# Requirement:
Every line below that contains "data" is to be copied.

◇ ◇ ◇ ◇ ◇

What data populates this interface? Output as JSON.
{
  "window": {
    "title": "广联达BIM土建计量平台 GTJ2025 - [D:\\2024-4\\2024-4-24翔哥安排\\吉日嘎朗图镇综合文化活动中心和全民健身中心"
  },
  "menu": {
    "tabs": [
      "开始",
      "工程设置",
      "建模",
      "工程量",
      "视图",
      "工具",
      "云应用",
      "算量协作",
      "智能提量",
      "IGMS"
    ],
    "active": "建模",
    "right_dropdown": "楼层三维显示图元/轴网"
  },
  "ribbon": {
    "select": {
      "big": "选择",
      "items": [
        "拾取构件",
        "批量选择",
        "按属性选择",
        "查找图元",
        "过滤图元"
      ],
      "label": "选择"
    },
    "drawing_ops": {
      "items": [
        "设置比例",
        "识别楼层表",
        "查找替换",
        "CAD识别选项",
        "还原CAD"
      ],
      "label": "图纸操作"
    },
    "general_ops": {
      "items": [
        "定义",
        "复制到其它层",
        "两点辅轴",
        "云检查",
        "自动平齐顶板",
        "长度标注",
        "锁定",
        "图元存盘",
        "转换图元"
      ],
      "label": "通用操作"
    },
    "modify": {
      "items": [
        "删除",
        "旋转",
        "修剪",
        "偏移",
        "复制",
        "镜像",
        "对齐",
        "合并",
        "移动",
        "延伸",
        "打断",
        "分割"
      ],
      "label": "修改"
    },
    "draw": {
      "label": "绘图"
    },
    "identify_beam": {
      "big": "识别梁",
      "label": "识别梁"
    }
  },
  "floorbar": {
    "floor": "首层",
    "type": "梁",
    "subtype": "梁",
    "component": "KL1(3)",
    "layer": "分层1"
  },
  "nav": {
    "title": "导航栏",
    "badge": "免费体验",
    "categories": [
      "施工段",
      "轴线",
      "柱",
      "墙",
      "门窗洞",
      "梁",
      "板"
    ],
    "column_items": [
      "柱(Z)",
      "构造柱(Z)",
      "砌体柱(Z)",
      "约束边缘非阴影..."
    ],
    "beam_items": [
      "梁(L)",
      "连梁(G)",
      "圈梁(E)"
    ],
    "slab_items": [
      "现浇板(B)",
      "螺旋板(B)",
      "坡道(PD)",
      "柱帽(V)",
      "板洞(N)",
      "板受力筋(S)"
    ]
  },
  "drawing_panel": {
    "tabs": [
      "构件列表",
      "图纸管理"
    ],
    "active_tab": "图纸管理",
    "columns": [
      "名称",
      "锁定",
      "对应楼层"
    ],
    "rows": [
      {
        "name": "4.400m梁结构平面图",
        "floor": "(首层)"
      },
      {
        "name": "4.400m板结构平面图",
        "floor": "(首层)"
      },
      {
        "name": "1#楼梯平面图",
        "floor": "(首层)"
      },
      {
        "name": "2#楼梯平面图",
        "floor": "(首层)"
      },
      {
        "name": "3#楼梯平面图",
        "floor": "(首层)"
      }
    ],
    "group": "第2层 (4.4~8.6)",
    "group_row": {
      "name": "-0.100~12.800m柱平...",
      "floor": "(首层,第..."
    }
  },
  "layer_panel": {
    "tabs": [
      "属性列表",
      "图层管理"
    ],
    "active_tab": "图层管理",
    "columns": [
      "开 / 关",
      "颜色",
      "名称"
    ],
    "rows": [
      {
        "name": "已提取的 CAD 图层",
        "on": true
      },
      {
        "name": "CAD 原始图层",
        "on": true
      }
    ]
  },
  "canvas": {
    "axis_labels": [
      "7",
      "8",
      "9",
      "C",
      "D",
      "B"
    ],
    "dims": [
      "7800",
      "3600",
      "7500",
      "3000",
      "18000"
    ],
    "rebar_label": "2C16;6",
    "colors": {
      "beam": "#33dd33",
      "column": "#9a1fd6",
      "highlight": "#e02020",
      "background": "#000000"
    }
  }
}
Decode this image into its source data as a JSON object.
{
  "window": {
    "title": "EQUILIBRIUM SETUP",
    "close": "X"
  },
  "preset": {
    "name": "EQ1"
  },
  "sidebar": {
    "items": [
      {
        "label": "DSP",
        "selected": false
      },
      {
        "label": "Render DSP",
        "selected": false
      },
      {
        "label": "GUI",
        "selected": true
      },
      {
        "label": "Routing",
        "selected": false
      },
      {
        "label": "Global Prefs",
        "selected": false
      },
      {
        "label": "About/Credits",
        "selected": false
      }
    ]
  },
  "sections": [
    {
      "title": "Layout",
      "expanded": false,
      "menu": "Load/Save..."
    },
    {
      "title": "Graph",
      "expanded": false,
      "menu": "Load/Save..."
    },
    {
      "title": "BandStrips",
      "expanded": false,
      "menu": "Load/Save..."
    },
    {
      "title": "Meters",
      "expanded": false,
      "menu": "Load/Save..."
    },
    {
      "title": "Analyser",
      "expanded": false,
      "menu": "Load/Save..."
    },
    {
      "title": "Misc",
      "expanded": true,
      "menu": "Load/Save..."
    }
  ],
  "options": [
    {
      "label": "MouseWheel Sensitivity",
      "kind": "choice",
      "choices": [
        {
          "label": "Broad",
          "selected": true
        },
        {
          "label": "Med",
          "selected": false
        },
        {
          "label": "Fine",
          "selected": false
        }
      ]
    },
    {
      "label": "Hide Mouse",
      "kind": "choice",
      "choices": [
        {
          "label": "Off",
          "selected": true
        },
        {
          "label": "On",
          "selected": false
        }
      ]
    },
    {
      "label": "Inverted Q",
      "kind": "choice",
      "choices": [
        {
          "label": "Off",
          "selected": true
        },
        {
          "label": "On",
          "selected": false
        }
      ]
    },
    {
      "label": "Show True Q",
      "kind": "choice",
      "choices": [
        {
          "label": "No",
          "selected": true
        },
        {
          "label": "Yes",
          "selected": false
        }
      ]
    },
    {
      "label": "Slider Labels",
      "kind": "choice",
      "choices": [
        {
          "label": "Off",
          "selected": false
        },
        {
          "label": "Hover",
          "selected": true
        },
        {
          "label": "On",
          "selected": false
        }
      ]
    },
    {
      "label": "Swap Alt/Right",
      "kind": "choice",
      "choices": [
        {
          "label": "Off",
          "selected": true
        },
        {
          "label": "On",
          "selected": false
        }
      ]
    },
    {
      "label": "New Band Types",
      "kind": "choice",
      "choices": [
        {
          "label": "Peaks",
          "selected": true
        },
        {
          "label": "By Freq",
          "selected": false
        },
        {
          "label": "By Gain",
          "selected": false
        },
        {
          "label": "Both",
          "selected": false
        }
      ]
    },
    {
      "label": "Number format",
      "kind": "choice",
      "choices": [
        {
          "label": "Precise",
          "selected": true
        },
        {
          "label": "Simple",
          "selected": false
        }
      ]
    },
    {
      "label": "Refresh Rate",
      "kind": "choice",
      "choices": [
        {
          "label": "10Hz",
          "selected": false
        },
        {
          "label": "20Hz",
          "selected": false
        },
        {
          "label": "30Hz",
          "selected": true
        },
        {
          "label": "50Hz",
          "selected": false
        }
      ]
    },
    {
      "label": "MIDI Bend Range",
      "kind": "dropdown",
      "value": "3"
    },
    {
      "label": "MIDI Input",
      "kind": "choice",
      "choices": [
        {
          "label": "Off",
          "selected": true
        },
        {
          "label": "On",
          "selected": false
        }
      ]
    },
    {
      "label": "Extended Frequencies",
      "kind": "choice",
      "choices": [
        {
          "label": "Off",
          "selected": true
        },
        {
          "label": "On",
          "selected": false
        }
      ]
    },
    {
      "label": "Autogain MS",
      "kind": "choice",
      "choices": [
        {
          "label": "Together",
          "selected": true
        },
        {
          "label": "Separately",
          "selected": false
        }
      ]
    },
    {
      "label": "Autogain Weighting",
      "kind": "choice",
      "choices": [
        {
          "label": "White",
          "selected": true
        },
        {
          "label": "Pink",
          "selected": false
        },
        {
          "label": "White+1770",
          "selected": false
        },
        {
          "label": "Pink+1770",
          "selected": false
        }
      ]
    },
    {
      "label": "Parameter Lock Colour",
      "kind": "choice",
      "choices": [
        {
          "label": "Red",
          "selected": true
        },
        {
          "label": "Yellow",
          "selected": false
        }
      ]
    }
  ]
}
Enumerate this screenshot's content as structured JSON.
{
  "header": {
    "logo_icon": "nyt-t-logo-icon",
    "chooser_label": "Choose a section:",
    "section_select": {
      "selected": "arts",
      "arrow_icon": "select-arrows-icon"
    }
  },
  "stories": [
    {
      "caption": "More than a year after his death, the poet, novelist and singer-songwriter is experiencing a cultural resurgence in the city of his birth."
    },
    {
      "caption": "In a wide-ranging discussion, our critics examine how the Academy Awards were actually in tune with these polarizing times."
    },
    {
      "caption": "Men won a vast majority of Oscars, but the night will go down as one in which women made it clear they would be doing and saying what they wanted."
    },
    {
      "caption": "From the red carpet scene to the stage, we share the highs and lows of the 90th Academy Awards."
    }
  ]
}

◇ ◇ ◇ ◇ ◇

# Answer to this problem:
What data populates this interface? Output as JSON.
Decode this image into its source data as a JSON object.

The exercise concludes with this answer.